--- BEGIN Records ---
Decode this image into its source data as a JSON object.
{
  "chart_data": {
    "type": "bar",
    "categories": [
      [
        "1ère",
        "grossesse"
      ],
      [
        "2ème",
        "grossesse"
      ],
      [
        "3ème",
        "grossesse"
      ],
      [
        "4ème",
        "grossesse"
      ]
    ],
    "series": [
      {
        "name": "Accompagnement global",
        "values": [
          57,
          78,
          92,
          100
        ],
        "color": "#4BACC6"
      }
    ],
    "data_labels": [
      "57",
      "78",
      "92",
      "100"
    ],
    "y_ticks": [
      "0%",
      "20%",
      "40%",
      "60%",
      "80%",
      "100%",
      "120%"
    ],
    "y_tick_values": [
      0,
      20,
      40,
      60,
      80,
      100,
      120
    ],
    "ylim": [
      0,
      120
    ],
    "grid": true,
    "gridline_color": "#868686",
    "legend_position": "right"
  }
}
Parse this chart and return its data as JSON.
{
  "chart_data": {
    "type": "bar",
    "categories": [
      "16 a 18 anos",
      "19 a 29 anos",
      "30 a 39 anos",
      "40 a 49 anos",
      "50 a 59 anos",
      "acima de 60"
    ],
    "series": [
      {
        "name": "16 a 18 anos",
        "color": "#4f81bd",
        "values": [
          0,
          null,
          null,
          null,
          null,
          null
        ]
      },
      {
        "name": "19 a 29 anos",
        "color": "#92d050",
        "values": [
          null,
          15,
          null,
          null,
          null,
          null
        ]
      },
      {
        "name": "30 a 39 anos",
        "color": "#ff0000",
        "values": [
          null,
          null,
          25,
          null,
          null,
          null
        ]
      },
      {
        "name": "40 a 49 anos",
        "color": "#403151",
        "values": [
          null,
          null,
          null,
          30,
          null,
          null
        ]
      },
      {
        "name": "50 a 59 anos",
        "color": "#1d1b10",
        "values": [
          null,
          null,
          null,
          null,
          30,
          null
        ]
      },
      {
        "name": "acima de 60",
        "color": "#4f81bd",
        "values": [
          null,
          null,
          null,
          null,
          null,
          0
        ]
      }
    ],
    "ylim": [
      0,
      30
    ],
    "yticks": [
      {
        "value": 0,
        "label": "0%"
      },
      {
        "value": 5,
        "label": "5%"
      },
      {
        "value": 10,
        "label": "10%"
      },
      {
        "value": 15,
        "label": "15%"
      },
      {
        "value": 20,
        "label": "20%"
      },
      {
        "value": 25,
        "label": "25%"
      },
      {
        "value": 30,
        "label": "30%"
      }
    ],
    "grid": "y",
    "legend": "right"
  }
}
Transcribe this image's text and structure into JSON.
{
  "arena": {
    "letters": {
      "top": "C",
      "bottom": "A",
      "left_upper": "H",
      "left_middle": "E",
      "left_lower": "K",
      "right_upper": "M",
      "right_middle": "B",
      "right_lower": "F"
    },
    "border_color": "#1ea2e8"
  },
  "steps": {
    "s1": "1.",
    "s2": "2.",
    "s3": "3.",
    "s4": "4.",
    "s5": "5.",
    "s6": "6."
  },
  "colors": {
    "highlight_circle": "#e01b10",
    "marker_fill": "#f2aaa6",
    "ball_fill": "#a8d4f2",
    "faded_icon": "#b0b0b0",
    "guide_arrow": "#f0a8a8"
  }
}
--- END Records ---
#### Work instructions:
In the entries above, find lines with "anos" and copy each.

#### Written response:
      "16 a 18 anos",
      "19 a 29 anos",
      "30 a 39 anos",
      "40 a 49 anos",
      "50 a 59 anos",
        "name": "16 a 18 anos",
        "name": "19 a 29 anos",
        "name": "30 a 39 anos",
        "name": "40 a 49 anos",
        "name": "50 a 59 anos",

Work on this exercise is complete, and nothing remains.